**WHAT IS BEING ASKED**
Look through the lines below and extract each one that contains "anyo".

## Start

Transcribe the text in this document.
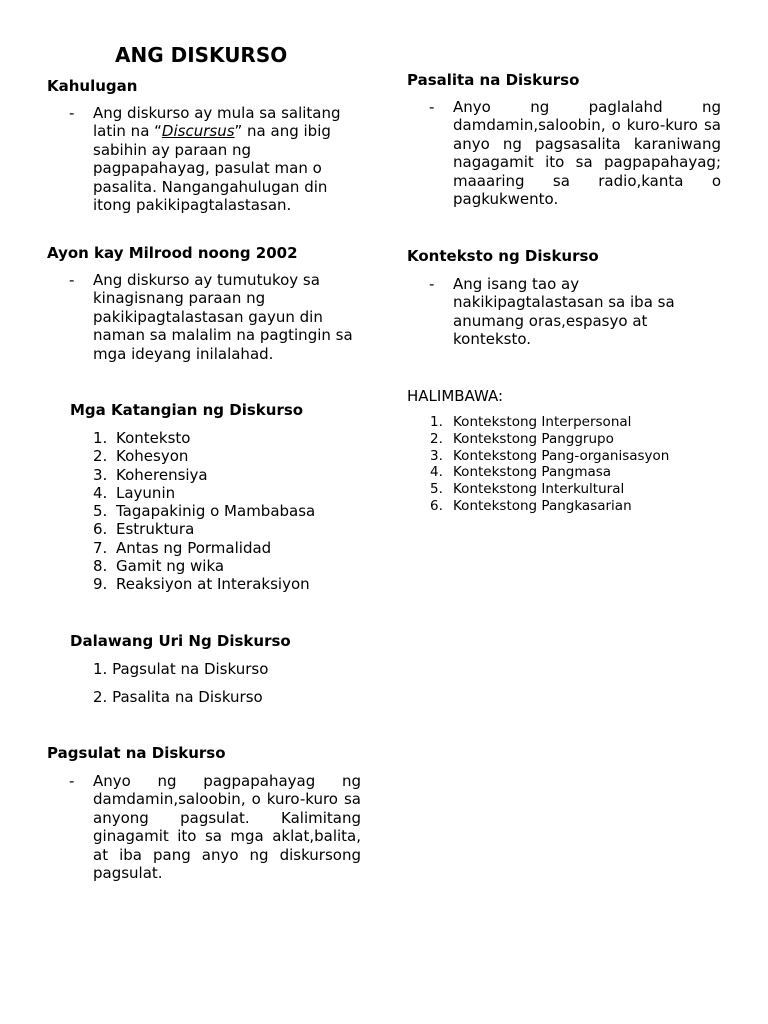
ANG DISKURSO
Kahulugan
-	Ang diskurso ay mula sa salitang latin na “Discursus” na ang ibig sabihin ay paraan ng pagpapahayag, pasulat man o pasalita. Nangangahulugan din itong pakikipagtalastasan.
Ayon kay Milrood noong 2002
-	Ang diskurso ay tumutukoy sa kinagisnang paraan ng pakikipagtalastasan gayun din naman sa malalim na pagtingin sa mga ideyang inilalahad.
Mga Katangian ng Diskurso
1. Konteksto
2. Kohesyon
3. Koherensiya
4. Layunin
5. Tagapakinig o Mambabasa
6. Estruktura
7. Antas ng Pormalidad
8. Gamit ng wika
9. Reaksiyon at Interaksiyon
Dalawang Uri Ng Diskurso
1. Pagsulat na Diskurso
2. Pasalita na Diskurso
Pagsulat na Diskurso
-	Anyo ng pagpapahayag ng damdamin,saloobin, o kuro-kuro sa anyong pagsulat. Kalimitang ginagamit ito sa mga aklat,balita, at iba pang anyo ng diskursong pagsulat.
Pasalita na Diskurso
-	Anyo ng paglalahd ng damdamin,saloobin, o kuro-kuro sa anyo ng pagsasalita karaniwang nagagamit ito sa pagpapahayag; maaaring sa radio,kanta o pagkukwento.
Konteksto ng Diskurso
-	Ang isang tao ay nakikipagtalastasan sa iba sa anumang oras,espasyo at konteksto.
HALIMBAWA:
1. Kontekstong Interpersonal
2. Kontekstong Panggrupo
3. Kontekstong Pang-organisasyon
4. Kontekstong Pangmasa
5. Kontekstong Interkultural
6. Kontekstong Pangkasarian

## End

**SOLVED EXERCISE**
-	Anyo ng pagpapahayag ng damdamin,saloobin, o kuro-kuro sa anyong pagsulat. Kalimitang ginagamit ito sa mga aklat,balita, at iba pang anyo ng diskursong pagsulat.
-	Anyo ng paglalahd ng damdamin,saloobin, o kuro-kuro sa anyo ng pagsasalita karaniwang nagagamit ito sa pagpapahayag; maaaring sa radio,kanta o pagkukwento.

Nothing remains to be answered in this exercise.